> **Stated task**
Look through the data below. Show each line where the string "title" occurs.

> **Extracted information**
▬▬▬▬▬▬
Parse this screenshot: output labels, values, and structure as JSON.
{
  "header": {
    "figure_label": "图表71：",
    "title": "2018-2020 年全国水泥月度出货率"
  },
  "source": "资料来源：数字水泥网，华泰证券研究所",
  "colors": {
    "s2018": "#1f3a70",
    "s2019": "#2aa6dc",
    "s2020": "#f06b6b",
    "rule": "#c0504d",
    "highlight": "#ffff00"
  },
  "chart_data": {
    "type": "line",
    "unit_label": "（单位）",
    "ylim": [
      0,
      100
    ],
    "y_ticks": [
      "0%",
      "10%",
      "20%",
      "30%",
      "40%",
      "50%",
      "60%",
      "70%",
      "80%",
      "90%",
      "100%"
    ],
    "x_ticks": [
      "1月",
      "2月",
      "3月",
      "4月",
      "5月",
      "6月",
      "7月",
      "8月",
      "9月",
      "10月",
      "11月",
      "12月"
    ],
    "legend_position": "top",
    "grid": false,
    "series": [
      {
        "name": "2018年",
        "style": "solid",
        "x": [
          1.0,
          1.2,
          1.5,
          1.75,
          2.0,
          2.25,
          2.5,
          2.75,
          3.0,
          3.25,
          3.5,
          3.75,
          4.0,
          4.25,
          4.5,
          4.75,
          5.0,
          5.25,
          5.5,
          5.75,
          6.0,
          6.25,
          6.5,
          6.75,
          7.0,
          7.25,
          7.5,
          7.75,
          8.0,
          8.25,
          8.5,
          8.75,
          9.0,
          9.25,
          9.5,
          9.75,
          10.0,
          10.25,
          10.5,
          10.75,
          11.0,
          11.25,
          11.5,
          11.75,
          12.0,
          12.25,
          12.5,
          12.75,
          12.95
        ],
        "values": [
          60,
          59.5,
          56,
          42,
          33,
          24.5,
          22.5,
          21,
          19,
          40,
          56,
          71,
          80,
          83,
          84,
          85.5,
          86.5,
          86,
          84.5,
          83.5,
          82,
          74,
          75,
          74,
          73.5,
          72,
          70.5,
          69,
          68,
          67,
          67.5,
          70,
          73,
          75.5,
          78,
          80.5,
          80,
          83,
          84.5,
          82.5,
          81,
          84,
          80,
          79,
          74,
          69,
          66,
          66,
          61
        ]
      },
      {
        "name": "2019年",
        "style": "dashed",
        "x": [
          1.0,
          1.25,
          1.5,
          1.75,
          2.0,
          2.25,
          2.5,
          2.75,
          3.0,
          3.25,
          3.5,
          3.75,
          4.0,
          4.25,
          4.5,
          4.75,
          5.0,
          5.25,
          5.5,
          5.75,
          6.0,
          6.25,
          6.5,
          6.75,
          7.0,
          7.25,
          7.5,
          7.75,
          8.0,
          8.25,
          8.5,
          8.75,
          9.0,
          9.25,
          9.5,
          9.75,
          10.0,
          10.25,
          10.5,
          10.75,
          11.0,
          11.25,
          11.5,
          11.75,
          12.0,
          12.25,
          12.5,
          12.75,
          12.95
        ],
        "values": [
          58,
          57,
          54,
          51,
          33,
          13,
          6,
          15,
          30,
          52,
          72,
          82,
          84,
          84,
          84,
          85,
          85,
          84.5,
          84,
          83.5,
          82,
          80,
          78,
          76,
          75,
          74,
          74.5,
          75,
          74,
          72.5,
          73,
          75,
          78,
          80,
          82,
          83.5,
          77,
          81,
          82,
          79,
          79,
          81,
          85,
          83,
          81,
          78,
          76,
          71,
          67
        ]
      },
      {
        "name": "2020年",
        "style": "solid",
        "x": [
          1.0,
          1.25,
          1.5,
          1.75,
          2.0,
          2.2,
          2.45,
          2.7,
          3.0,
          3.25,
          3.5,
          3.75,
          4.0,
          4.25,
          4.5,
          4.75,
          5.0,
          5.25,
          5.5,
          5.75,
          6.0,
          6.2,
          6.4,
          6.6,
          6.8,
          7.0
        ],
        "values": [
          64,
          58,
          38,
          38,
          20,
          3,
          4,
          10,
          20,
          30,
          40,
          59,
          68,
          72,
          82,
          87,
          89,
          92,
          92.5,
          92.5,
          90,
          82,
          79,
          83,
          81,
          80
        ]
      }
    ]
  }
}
▬▬▬▬▬▬
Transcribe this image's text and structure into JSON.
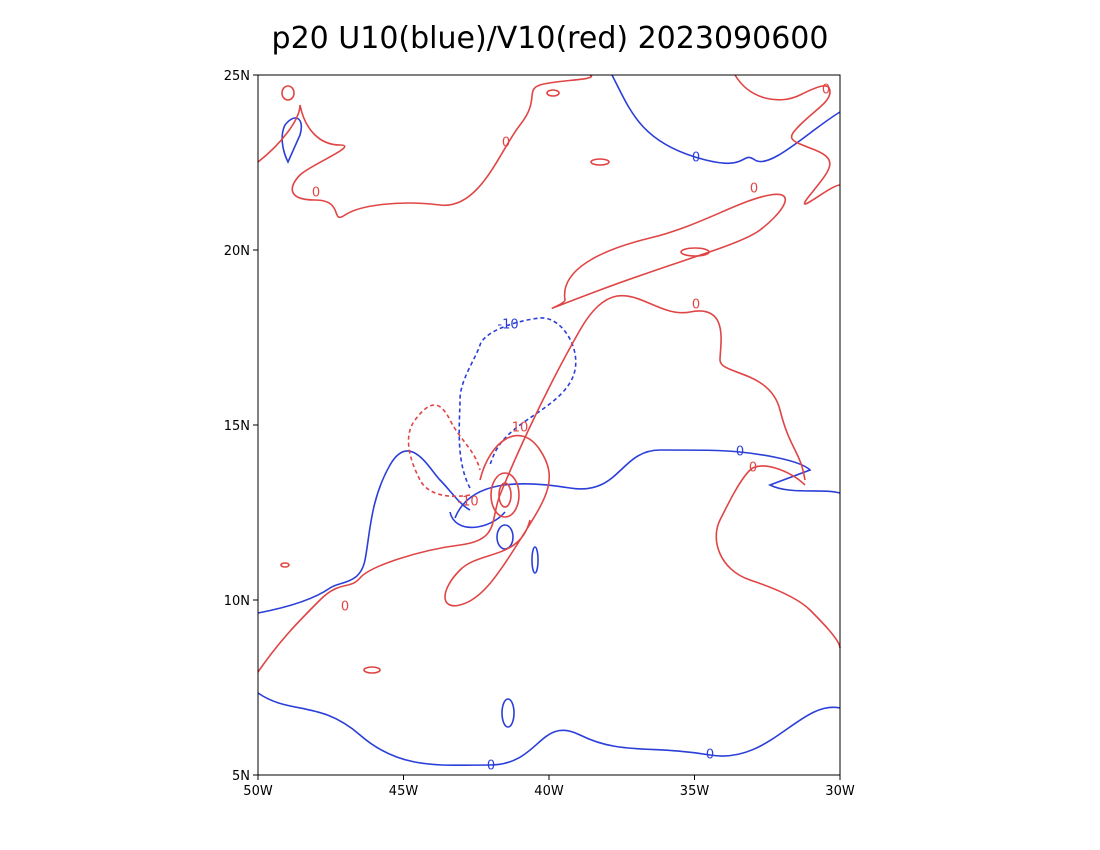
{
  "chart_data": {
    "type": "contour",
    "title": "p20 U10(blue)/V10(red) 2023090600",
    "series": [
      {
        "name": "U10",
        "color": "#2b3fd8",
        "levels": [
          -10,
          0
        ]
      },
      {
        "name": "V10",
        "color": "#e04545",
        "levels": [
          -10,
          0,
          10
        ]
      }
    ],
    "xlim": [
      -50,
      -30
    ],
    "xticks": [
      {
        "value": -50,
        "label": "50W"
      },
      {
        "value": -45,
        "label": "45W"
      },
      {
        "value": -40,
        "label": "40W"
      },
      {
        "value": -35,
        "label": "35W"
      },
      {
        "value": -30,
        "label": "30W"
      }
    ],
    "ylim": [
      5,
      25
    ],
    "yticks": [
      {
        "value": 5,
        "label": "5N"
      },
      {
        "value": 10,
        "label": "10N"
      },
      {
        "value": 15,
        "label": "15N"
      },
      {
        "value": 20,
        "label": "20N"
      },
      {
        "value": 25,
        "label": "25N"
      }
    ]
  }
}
▬▬▬▬▬▬
> **Right answer**
    "title": "2018-2020 年全国水泥月度出货率"
    "title": "p20 U10(blue)/V10(red) 2023090600",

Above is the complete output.